## WHAT TO PRODUCE
Please copy every line of the records below that holds the word "JSON".
[start of TASK INPUT]
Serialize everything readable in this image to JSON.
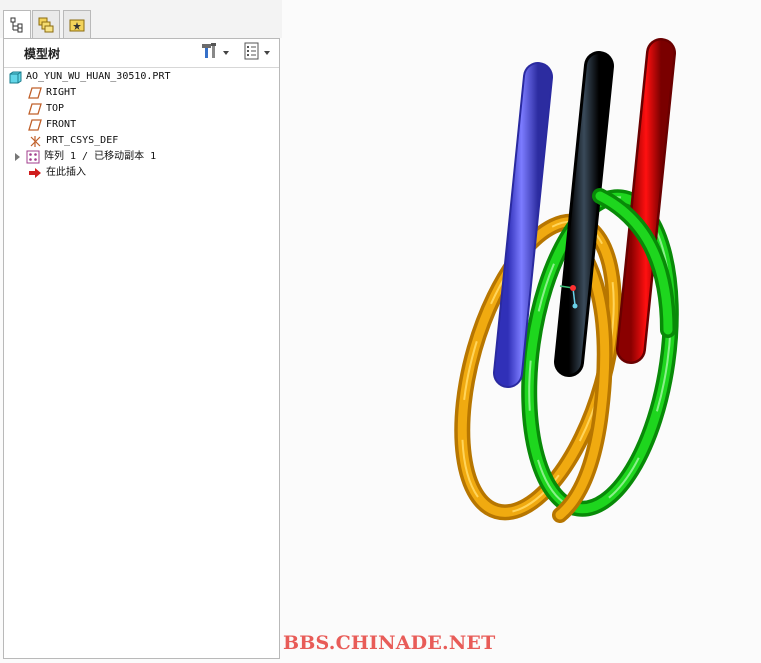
{
  "panel": {
    "title": "模型树",
    "tabs": [
      {
        "icon": "model-tree-icon"
      },
      {
        "icon": "folder-browser-icon"
      },
      {
        "icon": "favorites-icon"
      }
    ],
    "header_buttons": [
      {
        "icon": "settings-tools-icon"
      },
      {
        "icon": "show-list-icon"
      }
    ]
  },
  "tree": {
    "root": "AO_YUN_WU_HUAN_30510.PRT",
    "items": [
      {
        "label": "RIGHT",
        "icon": "datum-plane-icon"
      },
      {
        "label": "TOP",
        "icon": "datum-plane-icon"
      },
      {
        "label": "FRONT",
        "icon": "datum-plane-icon"
      },
      {
        "label": "PRT_CSYS_DEF",
        "icon": "coordinate-system-icon"
      },
      {
        "label": "阵列 1 / 已移动副本 1",
        "icon": "pattern-icon"
      },
      {
        "label": "在此插入",
        "icon": "insert-here-arrow-icon"
      }
    ]
  },
  "viewport": {
    "rings": [
      {
        "name": "blue",
        "color": "#5555e6"
      },
      {
        "name": "black",
        "color": "#101010"
      },
      {
        "name": "red",
        "color": "#d80000"
      },
      {
        "name": "yellow",
        "color": "#e8a100"
      },
      {
        "name": "green",
        "color": "#14c414"
      }
    ]
  },
  "watermark": "BBS.CHINADE.NET"
}
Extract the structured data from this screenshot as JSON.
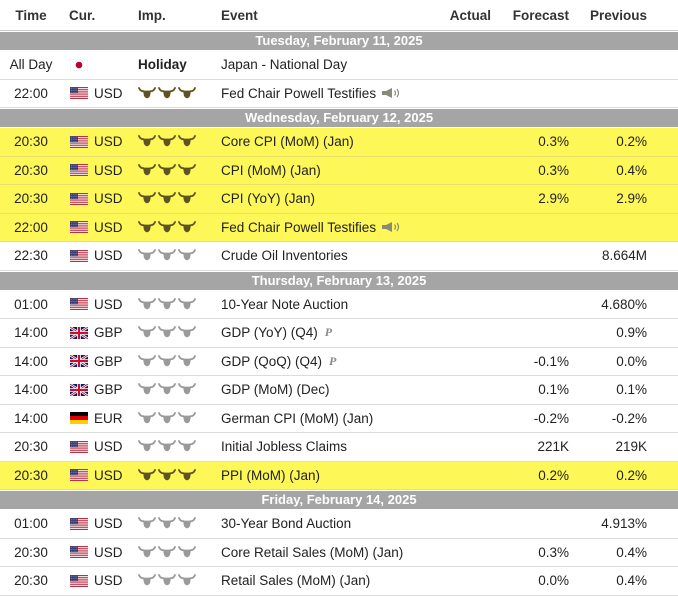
{
  "header": {
    "time": "Time",
    "currency": "Cur.",
    "importance": "Imp.",
    "event": "Event",
    "actual": "Actual",
    "forecast": "Forecast",
    "previous": "Previous"
  },
  "colors": {
    "date_bar": "#a5a5a5",
    "highlight": "#fdf758",
    "bull_high": "#5f5322",
    "bull_low": "#9a9a9a"
  },
  "rows": [
    {
      "type": "date",
      "label": "Tuesday, February 11, 2025"
    },
    {
      "type": "event",
      "time": "All Day",
      "flag": "jp",
      "currency": "",
      "importance_text": "Holiday",
      "event": "Japan - National Day",
      "actual": "",
      "forecast": "",
      "previous": "",
      "highlight": false
    },
    {
      "type": "event",
      "time": "22:00",
      "flag": "us",
      "currency": "USD",
      "importance": 3,
      "event": "Fed Chair Powell Testifies",
      "icon": "speech-icon",
      "actual": "",
      "forecast": "",
      "previous": "",
      "highlight": false
    },
    {
      "type": "date",
      "label": "Wednesday, February 12, 2025"
    },
    {
      "type": "event",
      "time": "20:30",
      "flag": "us",
      "currency": "USD",
      "importance": 3,
      "event": "Core CPI (MoM) (Jan)",
      "actual": "",
      "forecast": "0.3%",
      "previous": "0.2%",
      "highlight": true
    },
    {
      "type": "event",
      "time": "20:30",
      "flag": "us",
      "currency": "USD",
      "importance": 3,
      "event": "CPI (MoM) (Jan)",
      "actual": "",
      "forecast": "0.3%",
      "previous": "0.4%",
      "highlight": true
    },
    {
      "type": "event",
      "time": "20:30",
      "flag": "us",
      "currency": "USD",
      "importance": 3,
      "event": "CPI (YoY) (Jan)",
      "actual": "",
      "forecast": "2.9%",
      "previous": "2.9%",
      "highlight": true
    },
    {
      "type": "event",
      "time": "22:00",
      "flag": "us",
      "currency": "USD",
      "importance": 3,
      "event": "Fed Chair Powell Testifies",
      "icon": "speech-icon",
      "actual": "",
      "forecast": "",
      "previous": "",
      "highlight": true
    },
    {
      "type": "event",
      "time": "22:30",
      "flag": "us",
      "currency": "USD",
      "importance": 2,
      "event": "Crude Oil Inventories",
      "actual": "",
      "forecast": "",
      "previous": "8.664M",
      "highlight": false
    },
    {
      "type": "date",
      "label": "Thursday, February 13, 2025"
    },
    {
      "type": "event",
      "time": "01:00",
      "flag": "us",
      "currency": "USD",
      "importance": 2,
      "event": "10-Year Note Auction",
      "actual": "",
      "forecast": "",
      "previous": "4.680%",
      "highlight": false
    },
    {
      "type": "event",
      "time": "14:00",
      "flag": "gb",
      "currency": "GBP",
      "importance": 2,
      "event": "GDP (YoY) (Q4)",
      "prelim": "P",
      "actual": "",
      "forecast": "",
      "previous": "0.9%",
      "highlight": false
    },
    {
      "type": "event",
      "time": "14:00",
      "flag": "gb",
      "currency": "GBP",
      "importance": 2,
      "event": "GDP (QoQ) (Q4)",
      "prelim": "P",
      "actual": "",
      "forecast": "-0.1%",
      "previous": "0.0%",
      "highlight": false
    },
    {
      "type": "event",
      "time": "14:00",
      "flag": "gb",
      "currency": "GBP",
      "importance": 2,
      "event": "GDP (MoM) (Dec)",
      "actual": "",
      "forecast": "0.1%",
      "previous": "0.1%",
      "highlight": false
    },
    {
      "type": "event",
      "time": "14:00",
      "flag": "de",
      "currency": "EUR",
      "importance": 2,
      "event": "German CPI (MoM) (Jan)",
      "actual": "",
      "forecast": "-0.2%",
      "previous": "-0.2%",
      "highlight": false
    },
    {
      "type": "event",
      "time": "20:30",
      "flag": "us",
      "currency": "USD",
      "importance": 2,
      "event": "Initial Jobless Claims",
      "actual": "",
      "forecast": "221K",
      "previous": "219K",
      "highlight": false
    },
    {
      "type": "event",
      "time": "20:30",
      "flag": "us",
      "currency": "USD",
      "importance": 3,
      "event": "PPI (MoM) (Jan)",
      "actual": "",
      "forecast": "0.2%",
      "previous": "0.2%",
      "highlight": true
    },
    {
      "type": "date",
      "label": "Friday, February 14, 2025"
    },
    {
      "type": "event",
      "time": "01:00",
      "flag": "us",
      "currency": "USD",
      "importance": 2,
      "event": "30-Year Bond Auction",
      "actual": "",
      "forecast": "",
      "previous": "4.913%",
      "highlight": false
    },
    {
      "type": "event",
      "time": "20:30",
      "flag": "us",
      "currency": "USD",
      "importance": 2,
      "event": "Core Retail Sales (MoM) (Jan)",
      "actual": "",
      "forecast": "0.3%",
      "previous": "0.4%",
      "highlight": false
    },
    {
      "type": "event",
      "time": "20:30",
      "flag": "us",
      "currency": "USD",
      "importance": 2,
      "event": "Retail Sales (MoM) (Jan)",
      "actual": "",
      "forecast": "0.0%",
      "previous": "0.4%",
      "highlight": false
    }
  ]
}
[end of TASK INPUT]
## EXERCISE RESULT
Serialize everything readable in this image to JSON.
Extract the structured data from this screenshot as JSON.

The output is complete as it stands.